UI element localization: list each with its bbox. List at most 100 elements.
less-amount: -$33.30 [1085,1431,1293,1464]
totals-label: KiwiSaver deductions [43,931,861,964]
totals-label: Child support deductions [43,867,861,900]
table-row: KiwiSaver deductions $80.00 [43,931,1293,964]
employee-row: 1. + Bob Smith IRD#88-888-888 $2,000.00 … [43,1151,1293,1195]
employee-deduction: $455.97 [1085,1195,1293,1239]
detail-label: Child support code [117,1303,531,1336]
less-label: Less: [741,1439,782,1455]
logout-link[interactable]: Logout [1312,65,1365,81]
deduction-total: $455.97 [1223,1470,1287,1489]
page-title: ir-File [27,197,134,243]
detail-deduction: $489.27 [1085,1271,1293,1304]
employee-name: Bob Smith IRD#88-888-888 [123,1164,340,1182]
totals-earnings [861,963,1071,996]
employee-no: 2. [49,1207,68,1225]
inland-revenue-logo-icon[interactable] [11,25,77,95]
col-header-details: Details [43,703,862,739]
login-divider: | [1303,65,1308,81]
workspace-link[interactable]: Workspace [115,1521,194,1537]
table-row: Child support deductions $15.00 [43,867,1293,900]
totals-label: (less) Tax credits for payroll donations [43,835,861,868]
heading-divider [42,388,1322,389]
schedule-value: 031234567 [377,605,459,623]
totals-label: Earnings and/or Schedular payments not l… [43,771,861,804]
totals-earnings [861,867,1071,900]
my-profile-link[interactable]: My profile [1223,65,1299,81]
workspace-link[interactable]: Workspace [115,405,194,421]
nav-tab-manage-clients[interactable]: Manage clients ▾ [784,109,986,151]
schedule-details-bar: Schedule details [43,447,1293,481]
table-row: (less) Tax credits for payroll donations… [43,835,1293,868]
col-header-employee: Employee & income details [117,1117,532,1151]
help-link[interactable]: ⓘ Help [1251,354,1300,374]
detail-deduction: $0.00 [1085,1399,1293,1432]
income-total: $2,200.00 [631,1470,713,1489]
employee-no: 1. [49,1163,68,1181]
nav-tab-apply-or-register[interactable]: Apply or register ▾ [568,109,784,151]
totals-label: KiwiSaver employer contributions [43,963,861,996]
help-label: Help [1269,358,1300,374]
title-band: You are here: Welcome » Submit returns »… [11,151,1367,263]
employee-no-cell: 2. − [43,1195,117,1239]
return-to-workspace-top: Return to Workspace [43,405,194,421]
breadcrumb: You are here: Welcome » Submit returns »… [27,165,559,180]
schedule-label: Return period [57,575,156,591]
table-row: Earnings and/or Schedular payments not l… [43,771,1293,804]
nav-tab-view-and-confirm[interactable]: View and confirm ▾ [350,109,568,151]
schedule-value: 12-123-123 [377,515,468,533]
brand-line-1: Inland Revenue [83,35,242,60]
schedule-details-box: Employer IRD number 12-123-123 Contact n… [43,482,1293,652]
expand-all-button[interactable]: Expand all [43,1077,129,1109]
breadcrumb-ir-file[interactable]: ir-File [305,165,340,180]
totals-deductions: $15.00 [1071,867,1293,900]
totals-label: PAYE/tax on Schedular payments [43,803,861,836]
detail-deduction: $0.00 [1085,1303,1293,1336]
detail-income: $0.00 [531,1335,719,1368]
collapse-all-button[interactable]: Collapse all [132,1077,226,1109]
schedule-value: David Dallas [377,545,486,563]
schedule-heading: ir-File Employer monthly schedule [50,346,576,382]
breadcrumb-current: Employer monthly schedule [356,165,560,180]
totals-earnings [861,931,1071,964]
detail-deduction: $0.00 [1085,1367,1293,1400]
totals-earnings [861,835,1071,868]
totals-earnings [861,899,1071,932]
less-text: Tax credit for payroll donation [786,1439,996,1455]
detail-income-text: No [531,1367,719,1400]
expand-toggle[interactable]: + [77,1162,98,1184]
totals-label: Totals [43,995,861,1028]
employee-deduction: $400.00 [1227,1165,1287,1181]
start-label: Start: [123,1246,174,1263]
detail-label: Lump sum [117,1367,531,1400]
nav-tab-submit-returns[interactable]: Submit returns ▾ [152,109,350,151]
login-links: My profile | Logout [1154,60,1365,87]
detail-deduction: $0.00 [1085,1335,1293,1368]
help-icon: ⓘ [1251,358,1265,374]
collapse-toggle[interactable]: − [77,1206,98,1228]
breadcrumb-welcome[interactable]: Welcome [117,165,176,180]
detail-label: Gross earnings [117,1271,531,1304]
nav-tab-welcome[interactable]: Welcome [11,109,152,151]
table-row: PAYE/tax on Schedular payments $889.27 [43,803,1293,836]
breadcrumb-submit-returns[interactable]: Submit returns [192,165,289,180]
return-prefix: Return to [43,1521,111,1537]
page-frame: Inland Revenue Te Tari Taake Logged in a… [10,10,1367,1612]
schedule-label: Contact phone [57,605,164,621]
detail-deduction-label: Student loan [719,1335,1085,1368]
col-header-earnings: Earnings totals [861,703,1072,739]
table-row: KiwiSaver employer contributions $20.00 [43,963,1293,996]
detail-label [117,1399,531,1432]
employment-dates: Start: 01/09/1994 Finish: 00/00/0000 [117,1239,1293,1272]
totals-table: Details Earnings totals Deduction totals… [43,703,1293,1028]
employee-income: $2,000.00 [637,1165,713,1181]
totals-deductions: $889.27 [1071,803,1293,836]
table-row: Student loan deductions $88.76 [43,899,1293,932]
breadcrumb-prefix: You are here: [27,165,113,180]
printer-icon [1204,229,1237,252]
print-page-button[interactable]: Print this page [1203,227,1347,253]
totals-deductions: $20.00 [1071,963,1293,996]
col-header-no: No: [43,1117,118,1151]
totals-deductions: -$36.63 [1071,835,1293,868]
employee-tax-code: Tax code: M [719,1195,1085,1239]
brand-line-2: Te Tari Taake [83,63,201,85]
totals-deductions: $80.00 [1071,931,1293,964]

◆ INSTRUCTIONS FOR THE TASK: Rewrite all of the rows above, swapping "KiwiSaver" for "Superannuation" everywhere it occurs and leaving everything else as it is.

◆ OUTPUT OF THE TASK:
UI element localization: list each with its bbox. List at most 100 elements.
less-amount: -$33.30 [1085,1431,1293,1464]
totals-label: Superannuation deductions [43,931,861,964]
totals-label: Child support deductions [43,867,861,900]
table-row: Superannuation deductions $80.00 [43,931,1293,964]
employee-row: 1. + Bob Smith IRD#88-888-888 $2,000.00 … [43,1151,1293,1195]
employee-deduction: $455.97 [1085,1195,1293,1239]
detail-label: Child support code [117,1303,531,1336]
less-label: Less: [741,1439,782,1455]
logout-link[interactable]: Logout [1312,65,1365,81]
deduction-total: $455.97 [1223,1470,1287,1489]
page-title: ir-File [27,197,134,243]
detail-deduction: $489.27 [1085,1271,1293,1304]
employee-name: Bob Smith IRD#88-888-888 [123,1164,340,1182]
totals-earnings [861,963,1071,996]
employee-no: 2. [49,1207,68,1225]
inland-revenue-logo-icon[interactable] [11,25,77,95]
col-header-details: Details [43,703,862,739]
login-divider: | [1303,65,1308,81]
workspace-link[interactable]: Workspace [115,1521,194,1537]
table-row: Child support deductions $15.00 [43,867,1293,900]
totals-label: (less) Tax credits for payroll donations [43,835,861,868]
heading-divider [42,388,1322,389]
schedule-value: 031234567 [377,605,459,623]
totals-label: Earnings and/or Schedular payments not l… [43,771,861,804]
totals-earnings [861,867,1071,900]
my-profile-link[interactable]: My profile [1223,65,1299,81]
workspace-link[interactable]: Workspace [115,405,194,421]
nav-tab-manage-clients[interactable]: Manage clients ▾ [784,109,986,151]
schedule-details-bar: Schedule details [43,447,1293,481]
table-row: (less) Tax credits for payroll donations… [43,835,1293,868]
col-header-employee: Employee & income details [117,1117,532,1151]
help-link[interactable]: ⓘ Help [1251,354,1300,374]
detail-deduction: $0.00 [1085,1399,1293,1432]
income-total: $2,200.00 [631,1470,713,1489]
employee-no: 1. [49,1163,68,1181]
nav-tab-apply-or-register[interactable]: Apply or register ▾ [568,109,784,151]
totals-label: Superannuation employer contributions [43,963,861,996]
help-label: Help [1269,358,1300,374]
title-band: You are here: Welcome » Submit returns »… [11,151,1367,263]
employee-no-cell: 2. − [43,1195,117,1239]
return-to-workspace-top: Return to Workspace [43,405,194,421]
breadcrumb: You are here: Welcome » Submit returns »… [27,165,559,180]
schedule-label: Return period [57,575,156,591]
table-row: Earnings and/or Schedular payments not l… [43,771,1293,804]
nav-tab-view-and-confirm[interactable]: View and confirm ▾ [350,109,568,151]
schedule-value: 12-123-123 [377,515,468,533]
brand-line-1: Inland Revenue [83,35,242,60]
schedule-details-box: Employer IRD number 12-123-123 Contact n… [43,482,1293,652]
expand-all-button[interactable]: Expand all [43,1077,129,1109]
breadcrumb-ir-file[interactable]: ir-File [305,165,340,180]
totals-deductions: $15.00 [1071,867,1293,900]
totals-label: PAYE/tax on Schedular payments [43,803,861,836]
detail-deduction: $0.00 [1085,1303,1293,1336]
detail-income: $0.00 [531,1335,719,1368]
collapse-all-button[interactable]: Collapse all [132,1077,226,1109]
schedule-value: David Dallas [377,545,486,563]
schedule-heading: ir-File Employer monthly schedule [50,346,576,382]
breadcrumb-current: Employer monthly schedule [356,165,560,180]
totals-earnings [861,931,1071,964]
detail-deduction: $0.00 [1085,1367,1293,1400]
totals-earnings [861,835,1071,868]
totals-earnings [861,899,1071,932]
less-text: Tax credit for payroll donation [786,1439,996,1455]
detail-income-text: No [531,1367,719,1400]
expand-toggle[interactable]: + [77,1162,98,1184]
totals-label: Totals [43,995,861,1028]
employee-deduction: $400.00 [1227,1165,1287,1181]
start-label: Start: [123,1246,174,1263]
detail-label: Lump sum [117,1367,531,1400]
nav-tab-submit-returns[interactable]: Submit returns ▾ [152,109,350,151]
login-links: My profile | Logout [1154,60,1365,87]
detail-deduction: $0.00 [1085,1335,1293,1368]
help-icon: ⓘ [1251,358,1265,374]
collapse-toggle[interactable]: − [77,1206,98,1228]
breadcrumb-welcome[interactable]: Welcome [117,165,176,180]
detail-label: Gross earnings [117,1271,531,1304]
nav-tab-welcome[interactable]: Welcome [11,109,152,151]
table-row: PAYE/tax on Schedular payments $889.27 [43,803,1293,836]
breadcrumb-submit-returns[interactable]: Submit returns [192,165,289,180]
return-prefix: Return to [43,1521,111,1537]
page-frame: Inland Revenue Te Tari Taake Logged in a… [10,10,1367,1612]
schedule-label: Contact phone [57,605,164,621]
detail-deduction-label: Student loan [719,1335,1085,1368]
col-header-earnings: Earnings totals [861,703,1072,739]
table-row: Superannuation employer contributions $20.00 [43,963,1293,996]
detail-label [117,1399,531,1432]
employment-dates: Start: 01/09/1994 Finish: 00/00/0000 [117,1239,1293,1272]
totals-table: Details Earnings totals Deduction totals… [43,703,1293,1028]
employee-income: $2,000.00 [637,1165,713,1181]
totals-deductions: $889.27 [1071,803,1293,836]
table-row: Student loan deductions $88.76 [43,899,1293,932]
breadcrumb-prefix: You are here: [27,165,113,180]
printer-icon [1204,229,1237,252]
print-page-button[interactable]: Print this page [1203,227,1347,253]
totals-deductions: $20.00 [1071,963,1293,996]
col-header-no: No: [43,1117,118,1151]
totals-deductions: -$36.63 [1071,835,1293,868]
employee-tax-code: Tax code: M [719,1195,1085,1239]
brand-line-2: Te Tari Taake [83,63,201,85]
totals-deductions: $80.00 [1071,931,1293,964]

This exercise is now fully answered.